(Stored data)

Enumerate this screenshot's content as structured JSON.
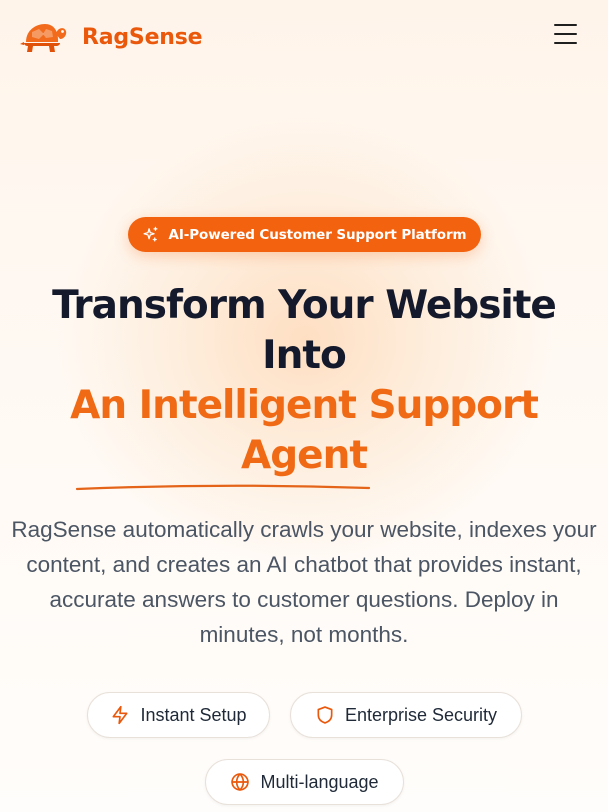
{
  "header": {
    "brand": "RagSense",
    "logo_icon": "turtle-logo-icon",
    "menu_icon": "hamburger-menu-icon"
  },
  "hero": {
    "badge": {
      "icon": "sparkles-icon",
      "label": "AI-Powered Customer Support Platform"
    },
    "headline": {
      "line1": "Transform Your Website",
      "line2": "Into",
      "accent_line1": "An Intelligent Support",
      "accent_line2": "Agent"
    },
    "description": "RagSense automatically crawls your website, indexes your content, and creates an AI chatbot that provides instant, accurate answers to customer questions. Deploy in minutes, not months.",
    "features": [
      {
        "icon": "lightning-icon",
        "label": "Instant Setup"
      },
      {
        "icon": "shield-icon",
        "label": "Enterprise Security"
      },
      {
        "icon": "globe-icon",
        "label": "Multi-language"
      }
    ]
  },
  "colors": {
    "brand": "#ea580c",
    "accent": "#f06a15",
    "heading": "#141a2b",
    "body_text": "#4b5563",
    "background": "#fffbf6"
  }
}
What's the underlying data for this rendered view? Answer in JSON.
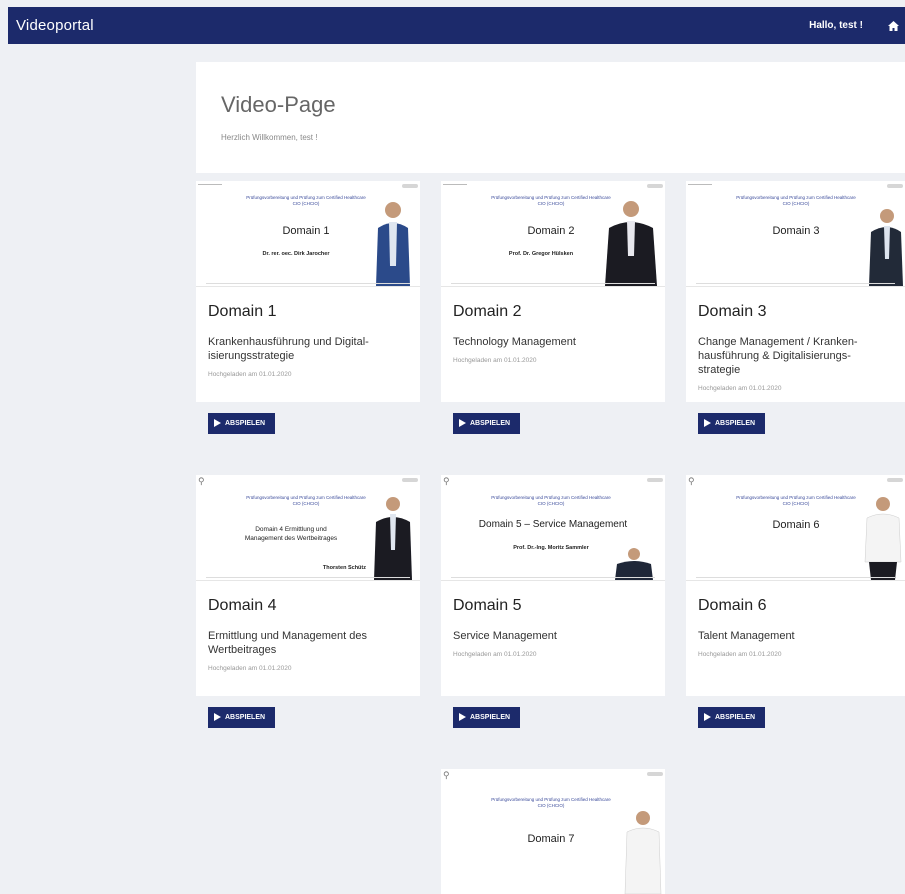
{
  "header": {
    "brand": "Videoportal",
    "greeting": "Hallo, test !",
    "home_icon": "home-icon"
  },
  "intro": {
    "title": "Video-Page",
    "welcome": "Herzlich Willkommen, test !"
  },
  "play_label": "ABSPIELEN",
  "cards": [
    {
      "title": "Domain 1",
      "subtitle": "Krankenhausführung und Digital-isierungsstrategie",
      "meta": "Hochgeladen am 01.01.2020",
      "slide_domain": "Domain 1",
      "slide_head": "Prüfungsvorbereitung und Prüfung zum Certified Healthcare CIO (CHCIO)",
      "slide_sub": "Dr. rer. oec. Dirk Jarocher"
    },
    {
      "title": "Domain 2",
      "subtitle": "Technology Management",
      "meta": "Hochgeladen am 01.01.2020",
      "slide_domain": "Domain 2",
      "slide_head": "Prüfungsvorbereitung und Prüfung zum Certified Healthcare CIO (CHCIO)",
      "slide_sub": "Prof. Dr. Gregor Hülsken"
    },
    {
      "title": "Domain 3",
      "subtitle": "Change Management / Kranken-hausführung & Digitalisierungs-strategie",
      "meta": "Hochgeladen am 01.01.2020",
      "slide_domain": "Domain 3",
      "slide_head": "Prüfungsvorbereitung und Prüfung zum Certified Healthcare CIO (CHCIO)",
      "slide_sub": ""
    },
    {
      "title": "Domain 4",
      "subtitle": "Ermittlung und Management des Wertbeitrages",
      "meta": "Hochgeladen am 01.01.2020",
      "slide_domain": "Domain 4 Ermittlung und Management des Wertbeitrages",
      "slide_head": "Prüfungsvorbereitung und Prüfung zum Certified Healthcare CIO (CHCIO)",
      "slide_sub": "Thorsten Schütz"
    },
    {
      "title": "Domain 5",
      "subtitle": "Service Management",
      "meta": "Hochgeladen am 01.01.2020",
      "slide_domain": "Domain 5 – Service Management",
      "slide_head": "Prüfungsvorbereitung und Prüfung zum Certified Healthcare CIO (CHCIO)",
      "slide_sub": "Prof. Dr.-Ing. Moritz Sammler"
    },
    {
      "title": "Domain 6",
      "subtitle": "Talent Management",
      "meta": "Hochgeladen am 01.01.2020",
      "slide_domain": "Domain 6",
      "slide_head": "Prüfungsvorbereitung und Prüfung zum Certified Healthcare CIO (CHCIO)",
      "slide_sub": ""
    },
    {
      "title": "",
      "subtitle": "",
      "meta": "",
      "slide_domain": "Domain 7",
      "slide_head": "Prüfungsvorbereitung und Prüfung zum Certified Healthcare CIO (CHCIO)",
      "slide_sub": ""
    }
  ],
  "colors": {
    "navbar": "#1c2a6b",
    "button": "#1c2a6b",
    "background": "#eef0f4"
  }
}
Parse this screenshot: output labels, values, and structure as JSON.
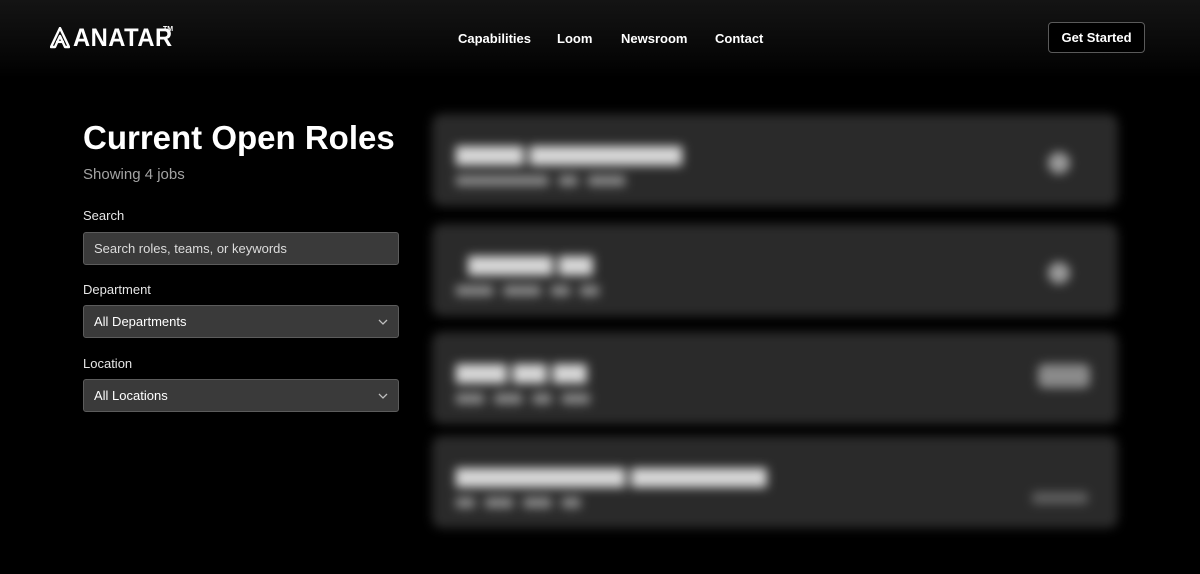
{
  "header": {
    "brand": "ANATAR",
    "brand_mark": "TM",
    "nav": [
      "Capabilities",
      "Loom",
      "Newsroom",
      "Contact"
    ],
    "cta_label": "Get Started"
  },
  "main": {
    "title": "Current Open Roles",
    "count_text": "Showing 4 jobs"
  },
  "filters": {
    "search_label": "Search",
    "search_placeholder": "Search roles, teams, or keywords",
    "department_label": "Department",
    "department_value": "All Departments",
    "location_label": "Location",
    "location_value": "All Locations"
  }
}
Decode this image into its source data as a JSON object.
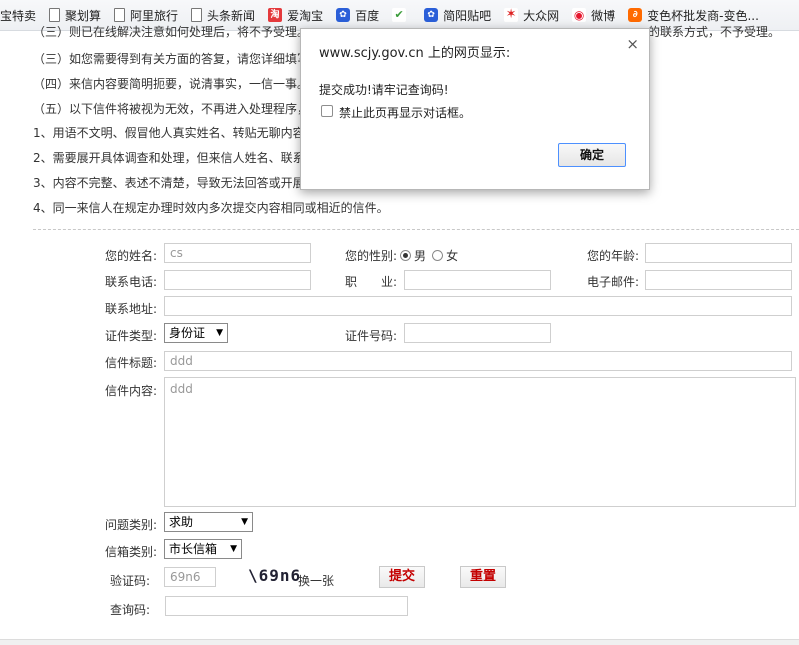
{
  "bookmarks": [
    {
      "label": "宝特卖",
      "icon": "none"
    },
    {
      "label": "聚划算",
      "icon": "page-icon"
    },
    {
      "label": "阿里旅行",
      "icon": "page-icon"
    },
    {
      "label": "头条新闻",
      "icon": "page-icon"
    },
    {
      "label": "爱淘宝",
      "icon": "taobao-icon",
      "glyph": "淘"
    },
    {
      "label": "百度",
      "icon": "baidu-paw-icon",
      "glyph": "✿"
    },
    {
      "label": "",
      "icon": "hao123-icon",
      "glyph": "✔"
    },
    {
      "label": "简阳贴吧",
      "icon": "tieba-paw-icon",
      "glyph": "✿"
    },
    {
      "label": "大众网",
      "icon": "dazhong-icon",
      "glyph": "✶"
    },
    {
      "label": "微博",
      "icon": "weibo-icon",
      "glyph": "◉"
    },
    {
      "label": "变色杯批发商-变色...",
      "icon": "alibaba-icon",
      "glyph": "∂"
    }
  ],
  "notice": {
    "line1_left": "（三）则已在线解决注意如何处理后，将不予受理。",
    "line1_right": "的联系方式，不予受理。",
    "line2": "（三）如您需要得到有关方面的答复，请您详细填写",
    "line3": "（四）来信内容要简明扼要，说清事实，一信一事。",
    "line4": "（五）以下信件将被视为无效，不再进入处理程序，本",
    "line5": "1、用语不文明、假冒他人真实姓名、转贴无聊内容、",
    "line6": "2、需要展开具体调查和处理，但来信人姓名、联系方",
    "line7": "3、内容不完整、表述不清楚，导致无法回答或开展调",
    "line8": "4、同一来信人在规定办理时效内多次提交内容相同或相近的信件。"
  },
  "form": {
    "name_label": "您的姓名:",
    "name_value": "cs",
    "gender_label": "您的性别:",
    "gender_male": "男",
    "gender_female": "女",
    "age_label": "您的年龄:",
    "age_value": "",
    "phone_label": "联系电话:",
    "phone_value": "",
    "job_label": "职　　业:",
    "job_value": "",
    "email_label": "电子邮件:",
    "email_value": "",
    "address_label": "联系地址:",
    "address_value": "",
    "id_type_label": "证件类型:",
    "id_type_value": "身份证",
    "id_no_label": "证件号码:",
    "id_no_value": "",
    "subject_label": "信件标题:",
    "subject_value": "ddd",
    "content_label": "信件内容:",
    "content_value": "ddd",
    "category_label": "问题类别:",
    "category_value": "求助",
    "mailbox_label": "信箱类别:",
    "mailbox_value": "市长信箱",
    "captcha_label": "验证码:",
    "captcha_value": "69n6",
    "captcha_image_text": "\\69n6",
    "captcha_refresh": "换一张",
    "submit_label": "提交",
    "reset_label": "重置",
    "query_label": "查询码:",
    "query_value": ""
  },
  "dialog": {
    "title": "www.scjy.gov.cn 上的网页显示:",
    "close": "×",
    "message": "提交成功!请牢记查询码!",
    "checkbox_label": "禁止此页再显示对话框。",
    "ok_label": "确定"
  }
}
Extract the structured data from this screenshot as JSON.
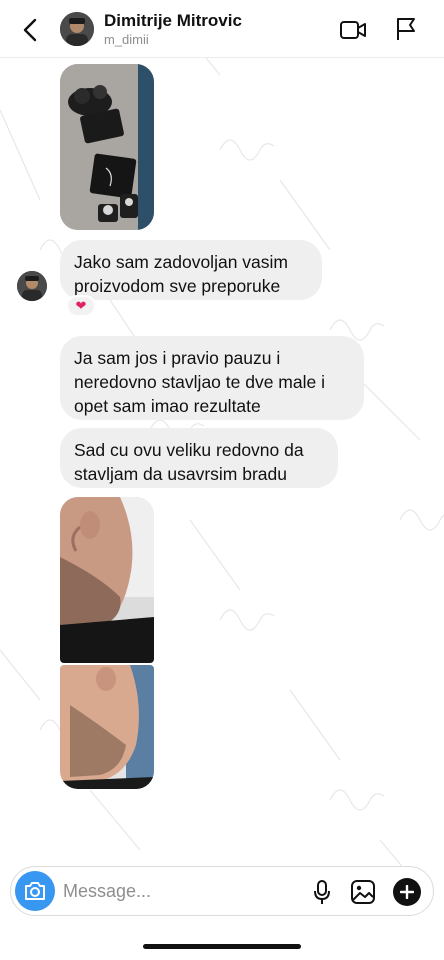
{
  "header": {
    "display_name": "Dimitrije Mitrovic",
    "username": "m_dimii",
    "back_icon": "chevron-left-icon",
    "video_icon": "video-camera-icon",
    "flag_icon": "flag-icon"
  },
  "thread": {
    "messages": [
      {
        "type": "photo",
        "alt": "product-photo"
      },
      {
        "type": "text",
        "text": "Jako sam zadovoljan vasim\nproizvodom sve preporuke",
        "reaction": "❤"
      },
      {
        "type": "text",
        "text": "Ja sam jos i pravio pauzu i\nneredovno stavljao te dve male i\nopet sam imao rezultate"
      },
      {
        "type": "text",
        "text": "Sad cu ovu veliku redovno da\nstavljam da usavrsim bradu"
      },
      {
        "type": "photo",
        "alt": "beard-photo-1"
      },
      {
        "type": "photo",
        "alt": "beard-photo-2"
      }
    ]
  },
  "composer": {
    "placeholder": "Message...",
    "camera_icon": "camera-icon",
    "mic_icon": "microphone-icon",
    "gallery_icon": "image-icon",
    "plus_icon": "plus-icon"
  },
  "colors": {
    "accent": "#3897f0",
    "bubble": "#efefef",
    "heart": "#e0245e"
  }
}
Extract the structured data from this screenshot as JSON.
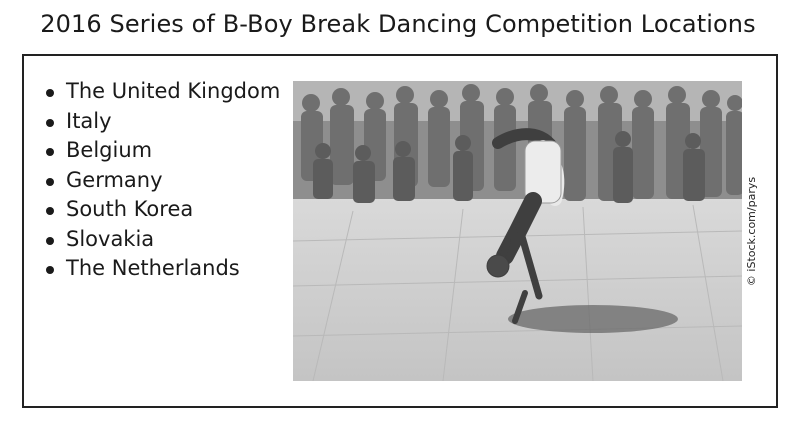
{
  "title": "2016 Series of B-Boy Break Dancing Competition Locations",
  "locations": [
    "The United Kingdom",
    "Italy",
    "Belgium",
    "Germany",
    "South Korea",
    "Slovakia",
    "The Netherlands"
  ],
  "photo": {
    "credit": "© iStock.com/parys"
  }
}
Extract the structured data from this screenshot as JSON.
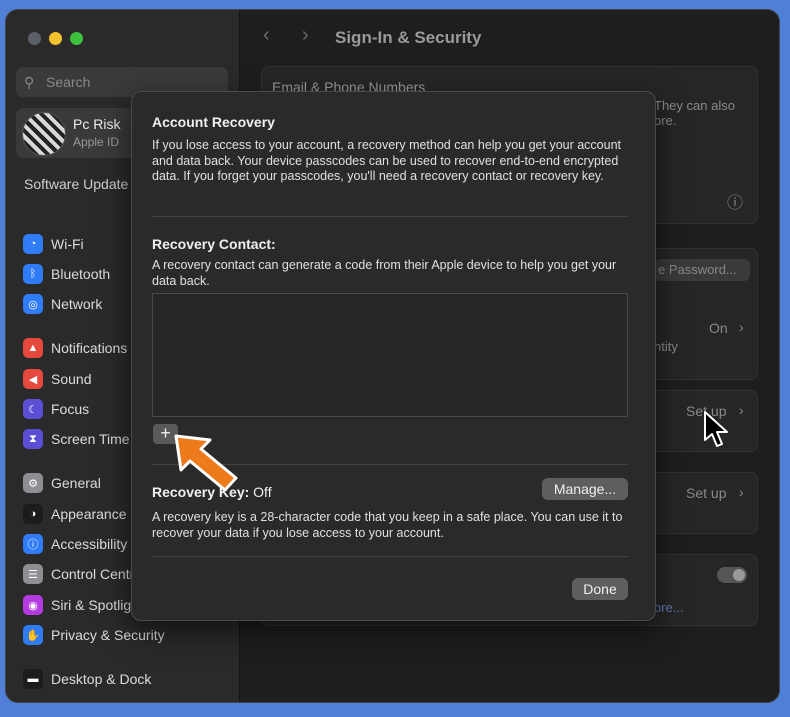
{
  "sidebar": {
    "search_placeholder": "Search",
    "account_name": "Pc Risk",
    "account_sub": "Apple ID",
    "software_update": "Software Update Available",
    "items": [
      {
        "label": "Wi-Fi",
        "icon": "wifi-icon",
        "color": "#2f7cf6"
      },
      {
        "label": "Bluetooth",
        "icon": "bluetooth-icon",
        "color": "#2f7cf6"
      },
      {
        "label": "Network",
        "icon": "globe-icon",
        "color": "#2f7cf6"
      },
      {
        "label": "Notifications",
        "icon": "bell-icon",
        "color": "#e5483d"
      },
      {
        "label": "Sound",
        "icon": "speaker-icon",
        "color": "#e5483d"
      },
      {
        "label": "Focus",
        "icon": "moon-icon",
        "color": "#5b4fd6"
      },
      {
        "label": "Screen Time",
        "icon": "hourglass-icon",
        "color": "#5b4fd6"
      },
      {
        "label": "General",
        "icon": "gear-icon",
        "color": "#8e8e93"
      },
      {
        "label": "Appearance",
        "icon": "appearance-icon",
        "color": "#1c1c1c"
      },
      {
        "label": "Accessibility",
        "icon": "accessibility-icon",
        "color": "#2f7cf6"
      },
      {
        "label": "Control Centre",
        "icon": "control-centre-icon",
        "color": "#8e8e93"
      },
      {
        "label": "Siri & Spotlight",
        "icon": "siri-icon",
        "color": "#b33be0"
      },
      {
        "label": "Privacy & Security",
        "icon": "hand-icon",
        "color": "#2f7cf6"
      },
      {
        "label": "Desktop & Dock",
        "icon": "dock-icon",
        "color": "#1c1c1c"
      }
    ]
  },
  "content": {
    "title": "Sign-In & Security",
    "email_section": "Email & Phone Numbers",
    "email_desc_1": "They can also",
    "email_desc_2": "ore.",
    "password_button": "e Password...",
    "two_factor_value": "On",
    "two_factor_desc": "ntity",
    "setup_1": "Set up",
    "setup_2": "Set up",
    "more_link": "ore..."
  },
  "dialog": {
    "title": "Account Recovery",
    "intro": "If you lose access to your account, a recovery method can help you get your account and data back. Your device passcodes can be used to recover end-to-end encrypted data. If you forget your passcodes, you'll need a recovery contact or recovery key.",
    "contact_heading": "Recovery Contact:",
    "contact_desc": "A recovery contact can generate a code from their Apple device to help you get your data back.",
    "add_symbol": "+",
    "key_label": "Recovery Key:",
    "key_value": "Off",
    "manage_button": "Manage...",
    "key_desc": "A recovery key is a 28-character code that you keep in a safe place. You can use it to recover your data if you lose access to your account.",
    "done_button": "Done"
  }
}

§ Problem description
Where does the word "background" appear? Return each line that holds it.

§ Correct answer
    "background": "#fffbf6"
    "background": "#eef0f4"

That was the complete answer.